_LAS TAREAS_:
[a] Copia tal cual, del texto sobre el brutalismo, el fragmento que empieza en "Duelo de tendencias" y termina en "ámbito del confort.".
[b] En el texto sobre el brutalismo, ¿qué firma diseñó el L’Enfant Plaza?
[c] Continúa el texto sobre el brutalismo a partir de su última oración.

━━ TEXTO DADO

Y hay evidencias que avalan tal vaticinio. Cuando el Museo de Arte Metropolitano de Nueva York reabrió el ex Museo Whitney, un ícono brutalista diseñado por Breuer, hizo suyo ese estilo y apodó el edificio Met Breuer. Ya se consiguen mapas brutalistas de Washington, Londres y París, y hasta hay una maqueta brutalista para armar destinada a los niños.
Duelo de tendencias
También puede pasar que de este lado del Atlántico, el soleado optimismo californiano de la década de 1950 ejerza un atractivo más amplio que el apesadumbrado humor de fines de los años 60 y toda la década de 1970. El movimiento modernista de mediados de siglo también abarcó el diseño de muebles y artículos del hogar que se hicieron muy populares y que impulsaron a los fabricantes a revisitar aquel estilo, pero el brutalismo, por el contrario, es un estilo solemne que no tuvo vástagos en el ámbito del confort.
En Washington, sin embargo, el brutalismo es tan ubicuo que habrá que decidir muchas veces qué vale la pena salvar. El Edificio J. Edgar Hoover, del FBI, que ocupa una manzana entera sobre la céntrica avenida Pensilvania, casi con certeza volará, ya que los planificadores urbanos han decidido reemplazarlo no bien la agencia federal se mude. Para colmo, el hormigón del edificio se está cayendo a pedazos. Pero el pedigrí arquitectónico complicará la demolición de otras estructuras, como el edificio principal del Departamento de Vivienda y Desarrollo Urbano (HUD) y del Departamento de Salud y Servicios Sociales (HHS), ambos diseñados por Breuer, y también de edificios particulares como el L’Enfant Plaza, diseñado por la firma I.M. Pei, y el Edificio Sunderland del Círculo Dupont, del estudio de arquitectos Keyes, Lethbridge & Condon.

━━━━
━━ LISTADO

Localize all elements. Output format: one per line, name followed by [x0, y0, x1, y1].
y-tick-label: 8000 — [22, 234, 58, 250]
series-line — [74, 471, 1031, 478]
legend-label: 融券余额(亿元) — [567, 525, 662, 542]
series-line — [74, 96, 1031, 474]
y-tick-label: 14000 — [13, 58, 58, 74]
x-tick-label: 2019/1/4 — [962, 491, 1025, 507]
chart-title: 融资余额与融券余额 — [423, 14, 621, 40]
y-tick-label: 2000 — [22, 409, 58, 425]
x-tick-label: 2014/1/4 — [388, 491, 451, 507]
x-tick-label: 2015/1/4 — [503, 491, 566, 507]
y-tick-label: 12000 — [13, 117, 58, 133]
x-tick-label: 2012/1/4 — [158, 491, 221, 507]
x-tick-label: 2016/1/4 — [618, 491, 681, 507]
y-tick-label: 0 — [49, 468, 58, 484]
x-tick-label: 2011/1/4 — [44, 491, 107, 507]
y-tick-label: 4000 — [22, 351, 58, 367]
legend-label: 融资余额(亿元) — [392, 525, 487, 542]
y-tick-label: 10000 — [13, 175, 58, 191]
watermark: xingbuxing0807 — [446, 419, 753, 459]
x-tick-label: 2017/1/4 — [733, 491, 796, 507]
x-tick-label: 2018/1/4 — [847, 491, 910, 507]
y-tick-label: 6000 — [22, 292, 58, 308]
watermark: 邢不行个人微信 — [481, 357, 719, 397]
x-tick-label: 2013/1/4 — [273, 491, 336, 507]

━━━━

_LAS RESPUESTAS_:
[a]
Duelo de tendencias
También puede pasar que de este lado del Atlántico, el soleado optimismo californiano de la década de 1950 ejerza un atractivo más amplio que el apesadumbrado humor de fines de los años 60 y toda la década de 1970. El movimiento modernista de mediados de siglo también abarcó el diseño de muebles y artículos del hogar que se hicieron muy populares y que impulsaron a los fabricantes a revisitar aquel estilo, pero el brutalismo, por el contrario, es un estilo solemne que no tuvo vástagos en el ámbito del confort.

[b] La firma I.M. Pei.

[c]
Así que en vez de lamentarnos por esas estructuras, tal vez deberíamos pensar el modo de revitalizarlas. Al fin y al cabo, uno de los íconos brutalistas más tempranos, la famosa Unidad Habitacional realizada por Le Corbusier en Marsella, tiene manchones de color que contrastan con el gris del hormigón. La plaza que se encuentra frente al HUD de Washington parece salida del dibujito animado Los supersónicos, un paseo lleno de canteros y sombrillas en forma de plato volador diseñado en la década de 1990 por la arquitecta y paisajista Martha Schwartz. En la visión de Schwartz, esos anillos que terminaron siendo blancos iban a ser de colores rabiosos, pero en su momento las autoridades federales perdieron la paciencia. ¿Qué pasaría si la visión original de Schwartz se concretara ahora en el HUD o en otros lugares de la ciudad? ¿Y si ilumináramos el HHS como la sede municipal de Boston, o se les pidiera a los artistas que imaginaran algo para el largo y achaparrado edificio Forrestal del Departamento de Energía de Estados Unidos? Con tantos edificios públicos y estaciones de subte brutalistas, Washington sería el lugar ideal para experimentar en el terreno, con el debido respeto a la integridad arquitectónica de las estructuras.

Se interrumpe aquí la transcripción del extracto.